Exercise task: Print, exactly and completely, every entry in the data.

(Stored data)
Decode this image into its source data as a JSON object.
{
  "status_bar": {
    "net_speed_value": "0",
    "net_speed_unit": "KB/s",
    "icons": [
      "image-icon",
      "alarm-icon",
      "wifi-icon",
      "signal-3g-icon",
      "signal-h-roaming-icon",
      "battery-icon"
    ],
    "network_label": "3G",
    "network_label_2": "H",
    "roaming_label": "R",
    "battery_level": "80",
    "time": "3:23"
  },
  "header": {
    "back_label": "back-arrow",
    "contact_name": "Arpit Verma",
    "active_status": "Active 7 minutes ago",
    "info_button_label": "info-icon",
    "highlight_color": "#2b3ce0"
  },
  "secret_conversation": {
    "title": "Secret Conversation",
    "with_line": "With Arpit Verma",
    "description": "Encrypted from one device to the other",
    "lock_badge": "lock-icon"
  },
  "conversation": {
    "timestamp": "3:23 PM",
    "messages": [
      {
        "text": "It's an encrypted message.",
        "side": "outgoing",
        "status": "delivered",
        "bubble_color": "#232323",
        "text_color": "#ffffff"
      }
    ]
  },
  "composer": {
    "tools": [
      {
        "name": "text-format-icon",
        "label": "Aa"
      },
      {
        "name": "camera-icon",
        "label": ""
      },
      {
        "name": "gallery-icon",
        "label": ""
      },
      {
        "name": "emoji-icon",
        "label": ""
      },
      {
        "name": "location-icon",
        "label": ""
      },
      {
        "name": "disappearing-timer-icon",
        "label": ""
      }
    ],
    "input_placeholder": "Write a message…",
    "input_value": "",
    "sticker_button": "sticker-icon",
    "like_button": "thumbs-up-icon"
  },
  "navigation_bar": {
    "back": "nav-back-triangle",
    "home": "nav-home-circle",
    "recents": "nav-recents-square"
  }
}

Solution to the problem:
Decode this image into its source data as a JSON object.
{
  "status_bar": {
    "net_speed_value": "0",
    "net_speed_unit": "KB/s",
    "icons": [
      "image-icon",
      "alarm-icon",
      "wifi-icon",
      "signal-3g-icon",
      "signal-h-roaming-icon",
      "battery-icon"
    ],
    "network_label": "3G",
    "network_label_2": "H",
    "roaming_label": "R",
    "battery_level": "80",
    "time": "3:23"
  },
  "header": {
    "back_label": "back-arrow",
    "contact_name": "Arpit Verma",
    "active_status": "Active 7 minutes ago",
    "info_button_label": "info-icon",
    "highlight_color": "#2b3ce0"
  },
  "secret_conversation": {
    "title": "Secret Conversation",
    "with_line": "With Arpit Verma",
    "description": "Encrypted from one device to the other",
    "lock_badge": "lock-icon"
  },
  "conversation": {
    "timestamp": "3:23 PM",
    "messages": [
      {
        "text": "It's an encrypted message.",
        "side": "outgoing",
        "status": "delivered",
        "bubble_color": "#232323",
        "text_color": "#ffffff"
      }
    ]
  },
  "composer": {
    "tools": [
      {
        "name": "text-format-icon",
        "label": "Aa"
      },
      {
        "name": "camera-icon",
        "label": ""
      },
      {
        "name": "gallery-icon",
        "label": ""
      },
      {
        "name": "emoji-icon",
        "label": ""
      },
      {
        "name": "location-icon",
        "label": ""
      },
      {
        "name": "disappearing-timer-icon",
        "label": ""
      }
    ],
    "input_placeholder": "Write a message…",
    "input_value": "",
    "sticker_button": "sticker-icon",
    "like_button": "thumbs-up-icon"
  },
  "navigation_bar": {
    "back": "nav-back-triangle",
    "home": "nav-home-circle",
    "recents": "nav-recents-square"
  }
}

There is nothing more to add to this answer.